* **EXERCISE DESCRIPTION**
Below is a block of records. Copy every line in it that contains the word "affordable".

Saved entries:
******************************

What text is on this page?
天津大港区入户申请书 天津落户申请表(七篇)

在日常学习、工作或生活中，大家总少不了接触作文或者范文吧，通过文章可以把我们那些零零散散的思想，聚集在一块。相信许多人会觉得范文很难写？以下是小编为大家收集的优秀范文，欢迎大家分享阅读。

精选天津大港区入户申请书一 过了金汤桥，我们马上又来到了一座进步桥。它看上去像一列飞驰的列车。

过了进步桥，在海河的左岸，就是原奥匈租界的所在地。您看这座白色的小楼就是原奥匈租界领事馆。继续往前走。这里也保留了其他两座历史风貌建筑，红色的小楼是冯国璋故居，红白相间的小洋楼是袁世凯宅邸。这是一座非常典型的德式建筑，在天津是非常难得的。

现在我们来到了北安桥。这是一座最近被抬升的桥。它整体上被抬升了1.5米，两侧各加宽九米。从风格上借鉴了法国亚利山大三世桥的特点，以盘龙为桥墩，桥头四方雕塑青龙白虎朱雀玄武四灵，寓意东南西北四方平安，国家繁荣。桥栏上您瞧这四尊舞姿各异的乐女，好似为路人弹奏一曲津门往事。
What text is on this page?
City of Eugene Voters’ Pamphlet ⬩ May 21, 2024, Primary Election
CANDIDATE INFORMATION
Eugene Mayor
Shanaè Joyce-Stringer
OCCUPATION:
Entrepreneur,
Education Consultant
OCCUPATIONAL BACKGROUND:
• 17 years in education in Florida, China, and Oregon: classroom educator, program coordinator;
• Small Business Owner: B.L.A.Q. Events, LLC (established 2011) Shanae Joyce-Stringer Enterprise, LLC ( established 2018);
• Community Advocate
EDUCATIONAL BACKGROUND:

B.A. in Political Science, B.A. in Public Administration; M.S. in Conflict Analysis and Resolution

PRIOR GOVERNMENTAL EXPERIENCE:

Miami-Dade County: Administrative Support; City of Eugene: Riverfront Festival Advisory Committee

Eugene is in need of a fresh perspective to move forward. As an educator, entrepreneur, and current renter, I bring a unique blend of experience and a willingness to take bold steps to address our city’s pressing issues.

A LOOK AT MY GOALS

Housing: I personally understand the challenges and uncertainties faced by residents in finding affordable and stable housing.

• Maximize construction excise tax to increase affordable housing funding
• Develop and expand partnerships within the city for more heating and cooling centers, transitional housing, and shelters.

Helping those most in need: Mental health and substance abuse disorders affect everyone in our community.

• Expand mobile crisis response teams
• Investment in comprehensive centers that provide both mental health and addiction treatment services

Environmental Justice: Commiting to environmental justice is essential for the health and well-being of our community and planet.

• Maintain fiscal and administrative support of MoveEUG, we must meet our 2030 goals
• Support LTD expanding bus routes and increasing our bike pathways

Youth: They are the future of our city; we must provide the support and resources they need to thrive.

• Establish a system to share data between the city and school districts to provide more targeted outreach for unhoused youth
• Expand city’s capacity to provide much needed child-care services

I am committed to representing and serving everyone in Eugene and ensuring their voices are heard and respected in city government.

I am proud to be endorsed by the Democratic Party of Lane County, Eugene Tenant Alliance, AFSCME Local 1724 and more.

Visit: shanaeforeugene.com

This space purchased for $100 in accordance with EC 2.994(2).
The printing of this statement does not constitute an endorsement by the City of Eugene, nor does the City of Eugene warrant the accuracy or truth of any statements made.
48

******************************

* **EXERCISE OUTPUT**
Housing: I personally understand the challenges and uncertainties faced by residents in finding affordable and stable housing.
• Maximize construction excise tax to increase affordable housing funding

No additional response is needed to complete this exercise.